◆ **Text passage**

----

Glass, the rain cloud to Mitchell’s “Sunshine Charlie” media persona, would be represented by today’s Elizabeth Warren or Alexandria Ocasio-Cortez. Well, “except that he’s racist,” Sorkin adds.
Another character parallel was the restless John Raskob, who became one of the wealthiest men in the country by revolutionizing the automobile industry. Money alone failed to satisfy him, so Raskob got involved in politics (where he was despised), wrongly assuming that his wealth could be weaponized for political purposes. And in his downtime, he sired 13 children. Sound familiar? He’s the Elon Musk of Sorkin’s narrative. Both men were seemingly “never satisfied,” Sorkin says.
Then there is the stock trader Jesse Livermore, who was able to maintain his allure in the press by “planting stories and issuing elaborate denials to provocative questions,” even though he squandered several fortunes. The first comparison that came to mind was Billions’ Bobby Axelrod, who manages a multibillion-dollar hedge fund. He also compares Livermore to Bill Ackman, the Pershing Square Capital Management CEO, who has become a media constant over the last few years.
Throughout the book, Sorkin chronicles the attempts of these business leaders to move the markets, both for personal financial gain and to reassure the public that there was nothing to worry about as the house of cards started to collapse. Most of the financial coverage at the time was “relatively obsequious,” Sorkin tells me, adding that investigative journalism in the sector was uncommon given the novelty of burgeoning Wall Street celebrity. The shine wore off around 1931, but it was too late for warnings by that point. Sorkin argues that by 2008, journalists had started to learn from their mistakes, setting off alarms for years of a real estate bubble that could burst at any moment. But, he says, “by default, if our job is to blow the whistle, you can argue we didn’t blow it loud enough.”
Even still, CEOs and business leaders use the media as a tool to move the markets and cozy up to journalists. Sorkin acknowledges that he encounters this frequently given his platform. Fink may have been doing something like that with his Davos Squawk Box appearance, signaling his hopes for Trump’s SEC. It’s something of a trade hazard when the president is a well-known cable news obsessive.
If the question is whether the US is walking into another financial crisis like 1929 and the Great Depression, Sorkin isn’t ready to draw that conclusion. Most financial crises are a function of debt and too much leverage in the markets, he continues, “and part of the problem is we don’t know whether there is, because so much of the leverage in the system is now in sort of the shadow banking system.” The events of 1929 should serve as a warning, not that we are necessarily on the cusp of a financial crisis of that magnitude, Sorkin argues, but that if lessons aren’t learned, “we could go down the same road.”
And, as any crypto investor who may have been put on to SorkinCoin by a stock-pool-esque group chat by now surely knows, nothing good lasts forever. At press time the unit was trading at $0.00008786.

----

Records from a dataset:

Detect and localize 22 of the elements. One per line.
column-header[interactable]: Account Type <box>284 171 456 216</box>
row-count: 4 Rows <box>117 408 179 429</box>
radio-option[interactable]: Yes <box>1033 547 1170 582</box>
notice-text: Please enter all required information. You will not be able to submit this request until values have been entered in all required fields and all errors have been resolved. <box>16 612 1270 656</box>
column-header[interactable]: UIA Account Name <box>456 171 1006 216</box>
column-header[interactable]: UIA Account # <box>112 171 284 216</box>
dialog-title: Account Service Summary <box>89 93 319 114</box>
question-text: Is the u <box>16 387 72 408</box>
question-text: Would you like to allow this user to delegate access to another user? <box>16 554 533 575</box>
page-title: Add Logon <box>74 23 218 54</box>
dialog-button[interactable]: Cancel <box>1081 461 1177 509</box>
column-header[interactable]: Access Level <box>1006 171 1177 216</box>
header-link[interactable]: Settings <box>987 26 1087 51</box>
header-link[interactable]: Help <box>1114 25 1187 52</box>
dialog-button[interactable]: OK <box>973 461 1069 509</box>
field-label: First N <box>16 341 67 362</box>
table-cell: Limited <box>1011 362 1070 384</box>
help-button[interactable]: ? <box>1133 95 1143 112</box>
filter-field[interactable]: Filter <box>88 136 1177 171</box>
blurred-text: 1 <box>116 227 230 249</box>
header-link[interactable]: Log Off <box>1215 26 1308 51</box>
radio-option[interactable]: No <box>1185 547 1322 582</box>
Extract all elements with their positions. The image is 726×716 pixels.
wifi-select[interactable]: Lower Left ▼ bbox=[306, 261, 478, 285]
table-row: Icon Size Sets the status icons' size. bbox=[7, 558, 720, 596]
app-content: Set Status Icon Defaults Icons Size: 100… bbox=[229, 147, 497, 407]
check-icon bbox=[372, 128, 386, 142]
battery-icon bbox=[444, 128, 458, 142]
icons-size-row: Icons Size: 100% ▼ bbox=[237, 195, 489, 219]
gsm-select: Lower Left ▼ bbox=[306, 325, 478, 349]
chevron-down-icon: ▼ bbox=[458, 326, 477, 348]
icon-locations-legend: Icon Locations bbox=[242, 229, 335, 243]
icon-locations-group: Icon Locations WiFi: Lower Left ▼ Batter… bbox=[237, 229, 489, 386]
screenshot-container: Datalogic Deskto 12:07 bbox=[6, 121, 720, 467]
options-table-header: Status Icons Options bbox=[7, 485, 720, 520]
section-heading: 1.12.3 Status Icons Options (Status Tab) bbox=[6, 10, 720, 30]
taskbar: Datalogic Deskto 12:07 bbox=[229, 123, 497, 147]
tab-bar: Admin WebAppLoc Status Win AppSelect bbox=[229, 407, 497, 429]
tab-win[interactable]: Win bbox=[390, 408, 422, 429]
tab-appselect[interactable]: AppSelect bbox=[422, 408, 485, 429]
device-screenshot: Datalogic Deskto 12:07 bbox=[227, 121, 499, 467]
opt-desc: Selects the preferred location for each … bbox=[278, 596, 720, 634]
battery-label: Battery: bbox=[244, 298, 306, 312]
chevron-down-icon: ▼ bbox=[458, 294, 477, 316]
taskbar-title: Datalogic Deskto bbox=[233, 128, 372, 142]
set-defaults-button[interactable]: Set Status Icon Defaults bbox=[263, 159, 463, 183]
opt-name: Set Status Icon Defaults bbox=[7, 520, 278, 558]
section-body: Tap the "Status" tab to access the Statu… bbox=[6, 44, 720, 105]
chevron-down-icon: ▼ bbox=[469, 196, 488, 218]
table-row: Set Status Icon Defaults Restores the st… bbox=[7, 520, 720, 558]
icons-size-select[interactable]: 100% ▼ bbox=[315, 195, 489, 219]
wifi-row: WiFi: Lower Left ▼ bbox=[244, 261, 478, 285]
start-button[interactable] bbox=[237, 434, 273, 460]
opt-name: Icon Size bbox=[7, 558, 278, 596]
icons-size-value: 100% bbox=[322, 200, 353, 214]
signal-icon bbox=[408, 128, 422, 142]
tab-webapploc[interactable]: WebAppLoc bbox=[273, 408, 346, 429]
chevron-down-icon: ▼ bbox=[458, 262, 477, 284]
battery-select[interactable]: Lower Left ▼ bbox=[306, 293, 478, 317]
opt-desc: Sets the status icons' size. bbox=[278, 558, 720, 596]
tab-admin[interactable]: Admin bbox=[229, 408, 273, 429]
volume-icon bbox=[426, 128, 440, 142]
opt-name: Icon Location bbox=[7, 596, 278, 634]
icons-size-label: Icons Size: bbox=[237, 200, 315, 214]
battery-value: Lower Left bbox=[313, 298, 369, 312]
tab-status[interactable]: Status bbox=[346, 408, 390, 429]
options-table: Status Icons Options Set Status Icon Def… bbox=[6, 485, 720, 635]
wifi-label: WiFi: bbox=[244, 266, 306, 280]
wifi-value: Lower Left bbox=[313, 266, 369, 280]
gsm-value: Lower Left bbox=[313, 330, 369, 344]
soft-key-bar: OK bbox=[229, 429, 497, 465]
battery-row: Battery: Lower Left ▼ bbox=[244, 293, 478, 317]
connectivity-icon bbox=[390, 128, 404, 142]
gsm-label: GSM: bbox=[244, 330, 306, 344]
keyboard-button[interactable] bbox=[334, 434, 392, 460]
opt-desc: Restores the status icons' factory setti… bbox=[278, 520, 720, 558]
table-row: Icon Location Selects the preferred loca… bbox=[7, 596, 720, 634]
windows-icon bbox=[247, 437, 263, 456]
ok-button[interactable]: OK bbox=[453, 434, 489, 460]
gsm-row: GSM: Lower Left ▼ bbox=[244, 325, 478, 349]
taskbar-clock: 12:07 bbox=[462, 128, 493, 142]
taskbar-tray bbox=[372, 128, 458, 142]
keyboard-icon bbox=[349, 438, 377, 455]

----

◆ **Task list**
1. Translate this sentence from the Sorkin passage into Spanish: "The shine wore off around 1931, but it was too late for warnings by that point."
2. Reproduce word for word everything in the Sorkin passage from "And, as any" down to "trading at $0.00008786.".

◆ **Exercise results**
1. El brillo se desvaneció hacia 1931, pero para entonces ya era demasiado tarde para advertencias.

2.
And, as any crypto investor who may have been put on to SorkinCoin by a stock-pool-esque group chat by now surely knows, nothing good lasts forever. At press time the unit was trading at $0.00008786.